Quote the listing below in full and exactly as written, but omit every picture.

+ + + + +

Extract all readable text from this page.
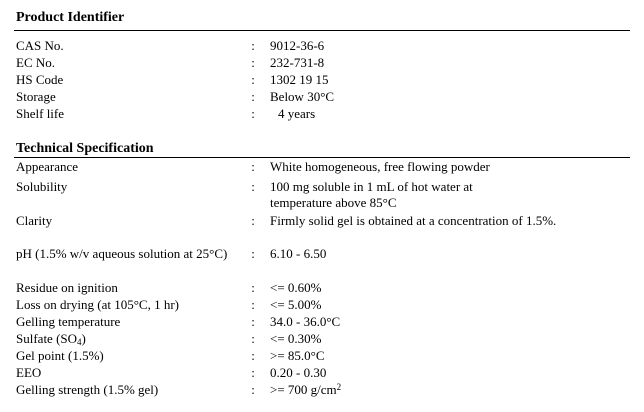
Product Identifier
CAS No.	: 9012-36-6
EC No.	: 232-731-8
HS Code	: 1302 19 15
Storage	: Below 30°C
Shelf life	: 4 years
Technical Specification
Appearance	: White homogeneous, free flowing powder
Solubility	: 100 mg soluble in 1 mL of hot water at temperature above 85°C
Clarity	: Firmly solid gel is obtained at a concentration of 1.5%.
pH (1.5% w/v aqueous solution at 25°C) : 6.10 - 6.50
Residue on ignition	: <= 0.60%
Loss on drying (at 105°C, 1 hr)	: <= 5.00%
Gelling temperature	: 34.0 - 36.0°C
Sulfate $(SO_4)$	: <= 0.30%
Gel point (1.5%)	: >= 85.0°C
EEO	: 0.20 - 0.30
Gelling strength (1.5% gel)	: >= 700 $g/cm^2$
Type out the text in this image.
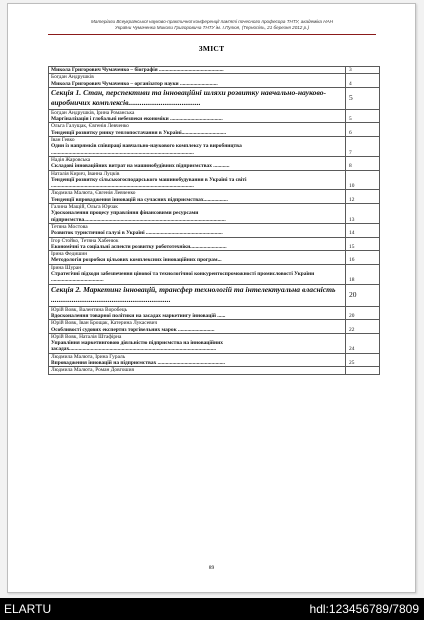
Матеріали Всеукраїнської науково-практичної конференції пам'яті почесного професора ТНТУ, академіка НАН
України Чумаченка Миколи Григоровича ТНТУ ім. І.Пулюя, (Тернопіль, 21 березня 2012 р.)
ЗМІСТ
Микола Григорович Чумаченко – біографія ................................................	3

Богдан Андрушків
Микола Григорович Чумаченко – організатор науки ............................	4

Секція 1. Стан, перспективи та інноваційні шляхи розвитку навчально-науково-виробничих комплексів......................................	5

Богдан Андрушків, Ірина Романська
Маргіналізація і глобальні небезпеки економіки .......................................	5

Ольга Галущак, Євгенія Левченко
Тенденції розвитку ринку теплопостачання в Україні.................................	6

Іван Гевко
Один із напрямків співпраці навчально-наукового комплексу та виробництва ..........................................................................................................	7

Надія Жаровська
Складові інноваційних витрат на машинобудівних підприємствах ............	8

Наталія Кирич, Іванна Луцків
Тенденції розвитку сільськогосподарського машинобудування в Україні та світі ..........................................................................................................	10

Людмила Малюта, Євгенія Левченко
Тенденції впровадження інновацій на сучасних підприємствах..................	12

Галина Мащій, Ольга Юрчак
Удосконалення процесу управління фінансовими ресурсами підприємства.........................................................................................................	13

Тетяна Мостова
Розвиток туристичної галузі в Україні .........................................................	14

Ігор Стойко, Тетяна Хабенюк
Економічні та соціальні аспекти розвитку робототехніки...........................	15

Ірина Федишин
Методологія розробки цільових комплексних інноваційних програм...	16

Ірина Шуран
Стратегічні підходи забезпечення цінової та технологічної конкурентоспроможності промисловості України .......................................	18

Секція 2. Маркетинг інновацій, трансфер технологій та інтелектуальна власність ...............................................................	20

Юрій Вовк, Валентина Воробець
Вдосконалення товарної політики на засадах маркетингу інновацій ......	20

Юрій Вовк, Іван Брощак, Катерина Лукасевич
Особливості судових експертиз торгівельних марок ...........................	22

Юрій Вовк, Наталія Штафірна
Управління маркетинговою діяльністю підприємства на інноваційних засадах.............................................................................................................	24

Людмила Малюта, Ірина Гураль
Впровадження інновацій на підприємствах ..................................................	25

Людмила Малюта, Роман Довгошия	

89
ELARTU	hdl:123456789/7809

+ + + + +

Result of this task:
Extract all readable text from this page.
Product Identifier
CAS No.	: 9012-36-6
EC No.	: 232-731-8
HS Code	: 1302 19 15
Storage	: Below 30°C
Shelf life	: 4 years
Technical Specification
Appearance	: White homogeneous, free flowing powder
Solubility	: 100 mg soluble in 1 mL of hot water at temperature above 85°C
Clarity	: Firmly solid gel is obtained at a concentration of 1.5%.
pH (1.5% w/v aqueous solution at 25°C) : 6.10 - 6.50
Residue on ignition	: <= 0.60%
Loss on drying (at 105°C, 1 hr)	: <= 5.00%
Gelling temperature	: 34.0 - 36.0°C
Sulfate $(SO_4)$	: <= 0.30%
Gel point (1.5%)	: >= 85.0°C
EEO	: 0.20 - 0.30
Gelling strength (1.5% gel)	: >= 700 $g/cm^2$
Type out the text in this image.
Матеріали Всеукраїнської науково-практичної конференції пам'яті почесного професора ТНТУ, академіка НАН
України Чумаченка Миколи Григоровича ТНТУ ім. І.Пулюя, (Тернопіль, 21 березня 2012 р.)
ЗМІСТ
Микола Григорович Чумаченко – біографія ................................................	3

Богдан Андрушків
Микола Григорович Чумаченко – організатор науки ............................	4

Секція 1. Стан, перспективи та інноваційні шляхи розвитку навчально-науково-виробничих комплексів......................................	5

Богдан Андрушків, Ірина Романська
Маргіналізація і глобальні небезпеки економіки .......................................	5

Ольга Галущак, Євгенія Левченко
Тенденції розвитку ринку теплопостачання в Україні.................................	6

Іван Гевко
Один із напрямків співпраці навчально-наукового комплексу та виробництва ..........................................................................................................	7

Надія Жаровська
Складові інноваційних витрат на машинобудівних підприємствах ............	8

Наталія Кирич, Іванна Луцків
Тенденції розвитку сільськогосподарського машинобудування в Україні та світі ..........................................................................................................	10

Людмила Малюта, Євгенія Левченко
Тенденції впровадження інновацій на сучасних підприємствах..................	12

Галина Мащій, Ольга Юрчак
Удосконалення процесу управління фінансовими ресурсами підприємства.........................................................................................................	13

Тетяна Мостова
Розвиток туристичної галузі в Україні .........................................................	14

Ігор Стойко, Тетяна Хабенюк
Економічні та соціальні аспекти розвитку робототехніки...........................	15

Ірина Федишин
Методологія розробки цільових комплексних інноваційних програм...	16

Ірина Шуран
Стратегічні підходи забезпечення цінової та технологічної конкурентоспроможності промисловості України .......................................	18

Секція 2. Маркетинг інновацій, трансфер технологій та інтелектуальна власність ...............................................................	20

Юрій Вовк, Валентина Воробець
Вдосконалення товарної політики на засадах маркетингу інновацій ......	20

Юрій Вовк, Іван Брощак, Катерина Лукасевич
Особливості судових експертиз торгівельних марок ...........................	22

Юрій Вовк, Наталія Штафірна
Управління маркетинговою діяльністю підприємства на інноваційних засадах.............................................................................................................	24

Людмила Малюта, Ірина Гураль
Впровадження інновацій на підприємствах ..................................................	25

Людмила Малюта, Роман Довгошия	

89
ELARTU	hdl:123456789/7809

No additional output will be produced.